» **EXERCISE PROMPT**
Transcribe all of the material exactly.

» **DATASET CONTENT**
+--

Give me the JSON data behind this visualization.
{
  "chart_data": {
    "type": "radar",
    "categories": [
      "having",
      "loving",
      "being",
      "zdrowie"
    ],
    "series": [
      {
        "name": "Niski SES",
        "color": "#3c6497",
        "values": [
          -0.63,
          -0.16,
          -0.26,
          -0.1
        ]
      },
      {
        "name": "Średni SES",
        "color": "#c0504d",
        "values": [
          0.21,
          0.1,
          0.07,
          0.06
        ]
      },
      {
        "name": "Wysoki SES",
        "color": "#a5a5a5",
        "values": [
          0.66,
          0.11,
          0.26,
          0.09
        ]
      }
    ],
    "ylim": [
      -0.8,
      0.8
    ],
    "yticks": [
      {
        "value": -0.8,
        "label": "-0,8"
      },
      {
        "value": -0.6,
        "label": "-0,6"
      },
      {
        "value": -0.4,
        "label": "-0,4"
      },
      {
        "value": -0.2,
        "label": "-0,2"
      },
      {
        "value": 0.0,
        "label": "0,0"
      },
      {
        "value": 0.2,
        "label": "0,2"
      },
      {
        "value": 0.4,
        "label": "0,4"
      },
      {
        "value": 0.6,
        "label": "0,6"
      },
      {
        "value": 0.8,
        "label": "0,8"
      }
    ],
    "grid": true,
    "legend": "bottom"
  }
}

+--

» **WRITTEN REPLY**
Give me the JSON data behind this visualization.
{
  "chart_data": {
    "type": "radar",
    "categories": [
      "having",
      "loving",
      "being",
      "zdrowie"
    ],
    "series": [
      {
        "name": "Niski SES",
        "color": "#3c6497",
        "values": [
          -0.63,
          -0.16,
          -0.26,
          -0.1
        ]
      },
      {
        "name": "Średni SES",
        "color": "#c0504d",
        "values": [
          0.21,
          0.1,
          0.07,
          0.06
        ]
      },
      {
        "name": "Wysoki SES",
        "color": "#a5a5a5",
        "values": [
          0.66,
          0.11,
          0.26,
          0.09
        ]
      }
    ],
    "ylim": [
      -0.8,
      0.8
    ],
    "yticks": [
      {
        "value": -0.8,
        "label": "-0,8"
      },
      {
        "value": -0.6,
        "label": "-0,6"
      },
      {
        "value": -0.4,
        "label": "-0,4"
      },
      {
        "value": -0.2,
        "label": "-0,2"
      },
      {
        "value": 0.0,
        "label": "0,0"
      },
      {
        "value": 0.2,
        "label": "0,2"
      },
      {
        "value": 0.4,
        "label": "0,4"
      },
      {
        "value": 0.6,
        "label": "0,6"
      },
      {
        "value": 0.8,
        "label": "0,8"
      }
    ],
    "grid": true,
    "legend": "bottom"
  }
}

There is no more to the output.